Direction =>
Type out the material below exactly.

— START OF Entries shown —

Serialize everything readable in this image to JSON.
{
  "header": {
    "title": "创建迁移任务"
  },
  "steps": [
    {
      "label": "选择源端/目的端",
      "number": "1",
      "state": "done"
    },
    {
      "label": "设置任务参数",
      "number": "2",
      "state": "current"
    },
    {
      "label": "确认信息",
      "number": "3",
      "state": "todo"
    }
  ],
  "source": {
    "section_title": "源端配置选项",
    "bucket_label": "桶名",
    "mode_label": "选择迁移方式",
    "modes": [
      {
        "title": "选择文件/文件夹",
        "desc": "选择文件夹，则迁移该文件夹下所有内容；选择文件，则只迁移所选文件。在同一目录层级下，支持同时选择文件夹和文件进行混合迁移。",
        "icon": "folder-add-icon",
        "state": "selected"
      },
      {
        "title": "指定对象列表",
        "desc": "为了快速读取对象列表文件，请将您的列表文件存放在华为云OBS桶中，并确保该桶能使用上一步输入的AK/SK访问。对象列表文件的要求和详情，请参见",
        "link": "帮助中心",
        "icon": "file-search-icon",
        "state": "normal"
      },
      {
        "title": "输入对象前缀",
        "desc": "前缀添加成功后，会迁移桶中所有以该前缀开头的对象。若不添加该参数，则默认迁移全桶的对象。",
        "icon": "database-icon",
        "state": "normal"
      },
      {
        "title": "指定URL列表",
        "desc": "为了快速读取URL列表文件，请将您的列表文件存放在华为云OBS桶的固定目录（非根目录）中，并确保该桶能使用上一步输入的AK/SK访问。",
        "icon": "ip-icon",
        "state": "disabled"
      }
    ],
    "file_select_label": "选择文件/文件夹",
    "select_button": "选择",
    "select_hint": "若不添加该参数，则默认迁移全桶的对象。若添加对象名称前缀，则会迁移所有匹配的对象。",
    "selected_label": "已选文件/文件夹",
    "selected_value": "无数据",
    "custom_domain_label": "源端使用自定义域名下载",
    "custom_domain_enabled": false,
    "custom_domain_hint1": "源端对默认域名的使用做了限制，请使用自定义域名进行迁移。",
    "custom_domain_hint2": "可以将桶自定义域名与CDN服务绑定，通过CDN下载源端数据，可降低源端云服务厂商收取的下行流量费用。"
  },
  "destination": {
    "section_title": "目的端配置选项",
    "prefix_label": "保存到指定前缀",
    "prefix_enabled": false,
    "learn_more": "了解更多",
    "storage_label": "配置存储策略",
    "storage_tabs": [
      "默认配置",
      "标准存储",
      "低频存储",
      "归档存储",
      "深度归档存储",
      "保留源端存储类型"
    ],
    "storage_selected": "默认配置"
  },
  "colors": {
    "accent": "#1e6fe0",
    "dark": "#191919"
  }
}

— END OF Entries shown —

Solution for this exercise =>
Serialize everything readable in this image to JSON.
{
  "header": {
    "title": "创建迁移任务"
  },
  "steps": [
    {
      "label": "选择源端/目的端",
      "number": "1",
      "state": "done"
    },
    {
      "label": "设置任务参数",
      "number": "2",
      "state": "current"
    },
    {
      "label": "确认信息",
      "number": "3",
      "state": "todo"
    }
  ],
  "source": {
    "section_title": "源端配置选项",
    "bucket_label": "桶名",
    "mode_label": "选择迁移方式",
    "modes": [
      {
        "title": "选择文件/文件夹",
        "desc": "选择文件夹，则迁移该文件夹下所有内容；选择文件，则只迁移所选文件。在同一目录层级下，支持同时选择文件夹和文件进行混合迁移。",
        "icon": "folder-add-icon",
        "state": "selected"
      },
      {
        "title": "指定对象列表",
        "desc": "为了快速读取对象列表文件，请将您的列表文件存放在华为云OBS桶中，并确保该桶能使用上一步输入的AK/SK访问。对象列表文件的要求和详情，请参见",
        "link": "帮助中心",
        "icon": "file-search-icon",
        "state": "normal"
      },
      {
        "title": "输入对象前缀",
        "desc": "前缀添加成功后，会迁移桶中所有以该前缀开头的对象。若不添加该参数，则默认迁移全桶的对象。",
        "icon": "database-icon",
        "state": "normal"
      },
      {
        "title": "指定URL列表",
        "desc": "为了快速读取URL列表文件，请将您的列表文件存放在华为云OBS桶的固定目录（非根目录）中，并确保该桶能使用上一步输入的AK/SK访问。",
        "icon": "ip-icon",
        "state": "disabled"
      }
    ],
    "file_select_label": "选择文件/文件夹",
    "select_button": "选择",
    "select_hint": "若不添加该参数，则默认迁移全桶的对象。若添加对象名称前缀，则会迁移所有匹配的对象。",
    "selected_label": "已选文件/文件夹",
    "selected_value": "无数据",
    "custom_domain_label": "源端使用自定义域名下载",
    "custom_domain_enabled": false,
    "custom_domain_hint1": "源端对默认域名的使用做了限制，请使用自定义域名进行迁移。",
    "custom_domain_hint2": "可以将桶自定义域名与CDN服务绑定，通过CDN下载源端数据，可降低源端云服务厂商收取的下行流量费用。"
  },
  "destination": {
    "section_title": "目的端配置选项",
    "prefix_label": "保存到指定前缀",
    "prefix_enabled": false,
    "learn_more": "了解更多",
    "storage_label": "配置存储策略",
    "storage_tabs": [
      "默认配置",
      "标准存储",
      "低频存储",
      "归档存储",
      "深度归档存储",
      "保留源端存储类型"
    ],
    "storage_selected": "默认配置"
  },
  "colors": {
    "accent": "#1e6fe0",
    "dark": "#191919"
  }
}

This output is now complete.